• TASK OBJECTIVE
What lines of the data include the string "dose"? Copy them all.
───── EXTRACTED INFORMATION
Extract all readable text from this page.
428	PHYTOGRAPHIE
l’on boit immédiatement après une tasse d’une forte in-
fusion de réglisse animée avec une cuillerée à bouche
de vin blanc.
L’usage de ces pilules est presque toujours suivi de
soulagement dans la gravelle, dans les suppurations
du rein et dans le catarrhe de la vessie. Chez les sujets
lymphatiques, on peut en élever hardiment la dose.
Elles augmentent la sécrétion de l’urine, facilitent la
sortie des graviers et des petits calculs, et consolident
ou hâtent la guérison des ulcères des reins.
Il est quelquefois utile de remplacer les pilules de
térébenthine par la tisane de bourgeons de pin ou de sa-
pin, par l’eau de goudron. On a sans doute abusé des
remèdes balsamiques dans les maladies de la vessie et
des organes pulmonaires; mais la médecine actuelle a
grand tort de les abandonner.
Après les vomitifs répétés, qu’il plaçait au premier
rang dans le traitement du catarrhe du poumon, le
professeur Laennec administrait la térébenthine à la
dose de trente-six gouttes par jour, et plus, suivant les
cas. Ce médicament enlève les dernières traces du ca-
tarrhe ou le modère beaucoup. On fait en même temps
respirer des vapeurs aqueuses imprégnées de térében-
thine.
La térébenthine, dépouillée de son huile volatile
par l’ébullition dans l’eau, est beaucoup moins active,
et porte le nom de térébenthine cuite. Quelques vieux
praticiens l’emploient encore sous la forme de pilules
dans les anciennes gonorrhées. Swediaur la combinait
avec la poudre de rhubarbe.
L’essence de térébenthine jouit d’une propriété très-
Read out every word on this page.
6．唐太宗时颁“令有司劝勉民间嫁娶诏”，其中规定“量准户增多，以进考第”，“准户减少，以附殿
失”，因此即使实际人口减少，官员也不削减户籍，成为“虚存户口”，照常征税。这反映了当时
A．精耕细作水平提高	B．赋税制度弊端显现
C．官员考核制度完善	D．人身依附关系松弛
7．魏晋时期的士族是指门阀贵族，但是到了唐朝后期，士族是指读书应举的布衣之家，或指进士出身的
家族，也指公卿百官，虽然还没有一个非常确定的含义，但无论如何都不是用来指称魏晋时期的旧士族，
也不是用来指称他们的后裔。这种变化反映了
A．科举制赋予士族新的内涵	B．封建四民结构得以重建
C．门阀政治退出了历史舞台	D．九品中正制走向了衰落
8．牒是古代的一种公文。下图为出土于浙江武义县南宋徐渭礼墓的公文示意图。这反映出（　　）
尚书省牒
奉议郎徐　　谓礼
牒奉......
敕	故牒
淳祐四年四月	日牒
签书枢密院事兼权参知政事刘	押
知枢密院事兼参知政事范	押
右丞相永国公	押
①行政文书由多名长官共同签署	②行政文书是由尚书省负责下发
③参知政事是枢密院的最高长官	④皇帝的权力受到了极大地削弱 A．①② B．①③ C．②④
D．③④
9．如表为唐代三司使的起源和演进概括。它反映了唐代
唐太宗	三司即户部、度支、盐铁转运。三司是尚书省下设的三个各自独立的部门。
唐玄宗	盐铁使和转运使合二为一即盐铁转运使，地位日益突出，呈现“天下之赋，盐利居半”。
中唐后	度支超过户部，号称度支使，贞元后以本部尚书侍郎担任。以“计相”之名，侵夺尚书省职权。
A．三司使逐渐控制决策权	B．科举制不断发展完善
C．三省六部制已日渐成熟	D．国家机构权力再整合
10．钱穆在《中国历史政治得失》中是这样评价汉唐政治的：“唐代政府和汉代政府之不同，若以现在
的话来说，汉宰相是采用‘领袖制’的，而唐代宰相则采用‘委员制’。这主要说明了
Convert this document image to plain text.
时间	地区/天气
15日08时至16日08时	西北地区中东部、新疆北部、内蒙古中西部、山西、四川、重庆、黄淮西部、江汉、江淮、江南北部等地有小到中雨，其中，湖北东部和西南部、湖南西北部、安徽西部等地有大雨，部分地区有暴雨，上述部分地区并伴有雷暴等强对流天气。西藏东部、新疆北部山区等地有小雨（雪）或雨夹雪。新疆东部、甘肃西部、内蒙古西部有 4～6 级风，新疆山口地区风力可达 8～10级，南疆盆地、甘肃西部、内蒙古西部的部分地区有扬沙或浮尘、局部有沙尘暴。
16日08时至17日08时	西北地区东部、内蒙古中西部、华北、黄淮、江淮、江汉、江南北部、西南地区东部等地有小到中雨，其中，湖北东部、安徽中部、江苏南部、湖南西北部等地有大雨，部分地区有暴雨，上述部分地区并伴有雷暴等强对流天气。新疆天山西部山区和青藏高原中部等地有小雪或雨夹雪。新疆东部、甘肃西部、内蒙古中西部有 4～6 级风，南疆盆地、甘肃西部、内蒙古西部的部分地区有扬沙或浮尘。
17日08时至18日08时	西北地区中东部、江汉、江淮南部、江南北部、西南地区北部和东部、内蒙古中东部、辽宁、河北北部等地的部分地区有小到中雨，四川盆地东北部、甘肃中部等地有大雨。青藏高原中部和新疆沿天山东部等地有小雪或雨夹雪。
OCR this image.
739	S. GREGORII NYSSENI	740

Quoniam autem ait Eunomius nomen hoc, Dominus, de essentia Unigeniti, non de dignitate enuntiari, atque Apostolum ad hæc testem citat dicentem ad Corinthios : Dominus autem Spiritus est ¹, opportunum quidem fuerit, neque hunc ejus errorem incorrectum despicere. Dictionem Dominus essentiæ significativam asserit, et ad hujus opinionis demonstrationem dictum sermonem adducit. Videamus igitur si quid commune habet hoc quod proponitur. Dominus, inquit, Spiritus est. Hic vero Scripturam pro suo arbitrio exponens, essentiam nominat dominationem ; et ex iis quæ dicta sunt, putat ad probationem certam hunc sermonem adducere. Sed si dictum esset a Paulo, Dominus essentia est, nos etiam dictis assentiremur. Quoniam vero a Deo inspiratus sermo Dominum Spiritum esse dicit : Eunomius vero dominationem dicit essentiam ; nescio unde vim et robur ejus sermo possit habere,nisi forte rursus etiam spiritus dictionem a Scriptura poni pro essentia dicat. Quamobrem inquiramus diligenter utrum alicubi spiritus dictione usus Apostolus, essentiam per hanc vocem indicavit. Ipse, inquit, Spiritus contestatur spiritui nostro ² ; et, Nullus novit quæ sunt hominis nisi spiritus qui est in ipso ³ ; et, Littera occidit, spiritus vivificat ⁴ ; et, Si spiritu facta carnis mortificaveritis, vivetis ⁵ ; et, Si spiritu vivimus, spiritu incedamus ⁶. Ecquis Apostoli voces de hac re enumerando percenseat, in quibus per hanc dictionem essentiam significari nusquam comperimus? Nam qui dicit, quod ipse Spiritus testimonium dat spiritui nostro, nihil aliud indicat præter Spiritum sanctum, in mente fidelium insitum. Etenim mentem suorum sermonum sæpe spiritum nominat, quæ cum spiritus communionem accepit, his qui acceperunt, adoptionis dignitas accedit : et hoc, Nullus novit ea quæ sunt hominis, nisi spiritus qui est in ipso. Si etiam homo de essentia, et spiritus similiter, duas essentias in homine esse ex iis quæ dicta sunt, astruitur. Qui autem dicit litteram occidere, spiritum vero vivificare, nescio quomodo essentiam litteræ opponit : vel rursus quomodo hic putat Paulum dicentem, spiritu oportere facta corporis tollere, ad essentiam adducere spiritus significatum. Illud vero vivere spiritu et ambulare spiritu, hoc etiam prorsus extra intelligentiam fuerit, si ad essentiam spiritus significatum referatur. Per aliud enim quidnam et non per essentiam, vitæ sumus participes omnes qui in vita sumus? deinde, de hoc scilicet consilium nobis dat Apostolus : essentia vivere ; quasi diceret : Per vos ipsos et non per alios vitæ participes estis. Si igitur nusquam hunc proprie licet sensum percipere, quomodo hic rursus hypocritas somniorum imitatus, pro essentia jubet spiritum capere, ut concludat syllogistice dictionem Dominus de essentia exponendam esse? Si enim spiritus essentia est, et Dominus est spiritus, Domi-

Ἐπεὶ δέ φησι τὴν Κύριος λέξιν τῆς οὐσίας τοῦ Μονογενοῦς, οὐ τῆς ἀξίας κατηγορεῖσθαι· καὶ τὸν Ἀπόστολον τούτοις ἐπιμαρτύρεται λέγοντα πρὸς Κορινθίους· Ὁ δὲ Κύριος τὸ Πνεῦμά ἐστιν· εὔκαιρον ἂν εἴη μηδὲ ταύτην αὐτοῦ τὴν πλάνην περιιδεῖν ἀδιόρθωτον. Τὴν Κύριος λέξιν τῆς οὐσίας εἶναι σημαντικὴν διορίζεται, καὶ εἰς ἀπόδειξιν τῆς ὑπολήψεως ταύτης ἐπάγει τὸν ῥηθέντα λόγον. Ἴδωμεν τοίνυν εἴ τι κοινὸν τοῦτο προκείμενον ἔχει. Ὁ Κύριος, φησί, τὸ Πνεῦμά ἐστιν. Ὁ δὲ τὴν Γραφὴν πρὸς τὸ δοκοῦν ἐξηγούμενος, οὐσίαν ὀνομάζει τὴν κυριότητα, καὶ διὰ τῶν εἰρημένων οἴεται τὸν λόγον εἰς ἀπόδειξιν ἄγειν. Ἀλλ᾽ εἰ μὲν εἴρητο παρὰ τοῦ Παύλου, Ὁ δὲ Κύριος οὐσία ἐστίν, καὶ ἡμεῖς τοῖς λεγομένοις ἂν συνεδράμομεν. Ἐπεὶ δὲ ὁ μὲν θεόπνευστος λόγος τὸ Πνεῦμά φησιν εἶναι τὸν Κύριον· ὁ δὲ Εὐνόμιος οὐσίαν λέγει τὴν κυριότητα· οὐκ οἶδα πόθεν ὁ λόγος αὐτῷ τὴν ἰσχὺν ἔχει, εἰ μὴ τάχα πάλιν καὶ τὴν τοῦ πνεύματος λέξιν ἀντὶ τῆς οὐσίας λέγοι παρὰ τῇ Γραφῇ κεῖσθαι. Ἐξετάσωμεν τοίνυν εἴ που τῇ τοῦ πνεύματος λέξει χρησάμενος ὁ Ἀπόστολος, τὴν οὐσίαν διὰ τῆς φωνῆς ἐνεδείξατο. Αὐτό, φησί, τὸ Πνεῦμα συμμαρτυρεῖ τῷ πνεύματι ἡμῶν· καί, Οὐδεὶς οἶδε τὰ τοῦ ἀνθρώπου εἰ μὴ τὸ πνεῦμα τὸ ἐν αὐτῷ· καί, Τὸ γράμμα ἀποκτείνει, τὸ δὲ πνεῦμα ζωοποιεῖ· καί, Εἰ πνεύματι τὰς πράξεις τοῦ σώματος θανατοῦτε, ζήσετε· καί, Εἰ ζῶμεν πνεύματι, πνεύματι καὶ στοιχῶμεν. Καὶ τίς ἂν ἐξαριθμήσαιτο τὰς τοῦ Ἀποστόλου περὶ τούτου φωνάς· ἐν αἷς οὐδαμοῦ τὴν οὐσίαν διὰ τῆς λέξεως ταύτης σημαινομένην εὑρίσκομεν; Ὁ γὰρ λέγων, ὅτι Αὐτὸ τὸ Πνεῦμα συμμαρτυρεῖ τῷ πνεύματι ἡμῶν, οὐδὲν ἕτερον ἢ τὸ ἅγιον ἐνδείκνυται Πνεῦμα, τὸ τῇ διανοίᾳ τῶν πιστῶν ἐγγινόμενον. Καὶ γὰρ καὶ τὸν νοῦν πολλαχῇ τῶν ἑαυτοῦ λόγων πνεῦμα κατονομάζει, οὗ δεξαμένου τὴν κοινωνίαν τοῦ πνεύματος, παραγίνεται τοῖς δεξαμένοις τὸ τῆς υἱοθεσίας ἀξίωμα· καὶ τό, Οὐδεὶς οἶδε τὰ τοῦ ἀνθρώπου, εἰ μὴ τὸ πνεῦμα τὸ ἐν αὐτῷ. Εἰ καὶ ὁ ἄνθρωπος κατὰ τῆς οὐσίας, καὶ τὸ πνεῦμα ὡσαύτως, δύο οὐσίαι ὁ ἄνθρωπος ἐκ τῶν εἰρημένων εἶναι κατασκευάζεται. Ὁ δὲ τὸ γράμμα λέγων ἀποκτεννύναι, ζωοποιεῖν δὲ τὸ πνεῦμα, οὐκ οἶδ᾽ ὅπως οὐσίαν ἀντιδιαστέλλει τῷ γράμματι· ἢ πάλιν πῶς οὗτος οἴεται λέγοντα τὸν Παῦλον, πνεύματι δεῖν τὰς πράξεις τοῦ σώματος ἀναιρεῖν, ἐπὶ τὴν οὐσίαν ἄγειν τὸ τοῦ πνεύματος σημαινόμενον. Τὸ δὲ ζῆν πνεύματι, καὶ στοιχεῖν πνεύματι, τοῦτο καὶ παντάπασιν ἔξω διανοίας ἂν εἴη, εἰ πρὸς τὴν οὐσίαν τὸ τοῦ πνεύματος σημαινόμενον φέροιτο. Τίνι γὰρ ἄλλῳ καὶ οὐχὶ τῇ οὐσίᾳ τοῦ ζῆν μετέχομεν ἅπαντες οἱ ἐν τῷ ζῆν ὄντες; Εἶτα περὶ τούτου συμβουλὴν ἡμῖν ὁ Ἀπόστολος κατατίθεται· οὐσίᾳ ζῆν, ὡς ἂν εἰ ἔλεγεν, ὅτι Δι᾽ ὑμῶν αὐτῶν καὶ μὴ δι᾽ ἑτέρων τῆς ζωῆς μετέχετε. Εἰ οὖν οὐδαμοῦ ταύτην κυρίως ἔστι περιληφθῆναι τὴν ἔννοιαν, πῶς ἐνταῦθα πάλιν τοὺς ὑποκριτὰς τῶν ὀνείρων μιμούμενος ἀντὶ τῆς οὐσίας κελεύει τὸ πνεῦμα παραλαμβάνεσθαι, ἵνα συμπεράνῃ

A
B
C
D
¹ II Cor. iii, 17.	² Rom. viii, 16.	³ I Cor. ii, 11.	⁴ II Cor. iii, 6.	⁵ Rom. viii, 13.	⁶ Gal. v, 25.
──────────
• THE RESULT
lymphatiques, on peut en élever hardiment la dose.
dose de trente-six gouttes par jour, et plus, suivant les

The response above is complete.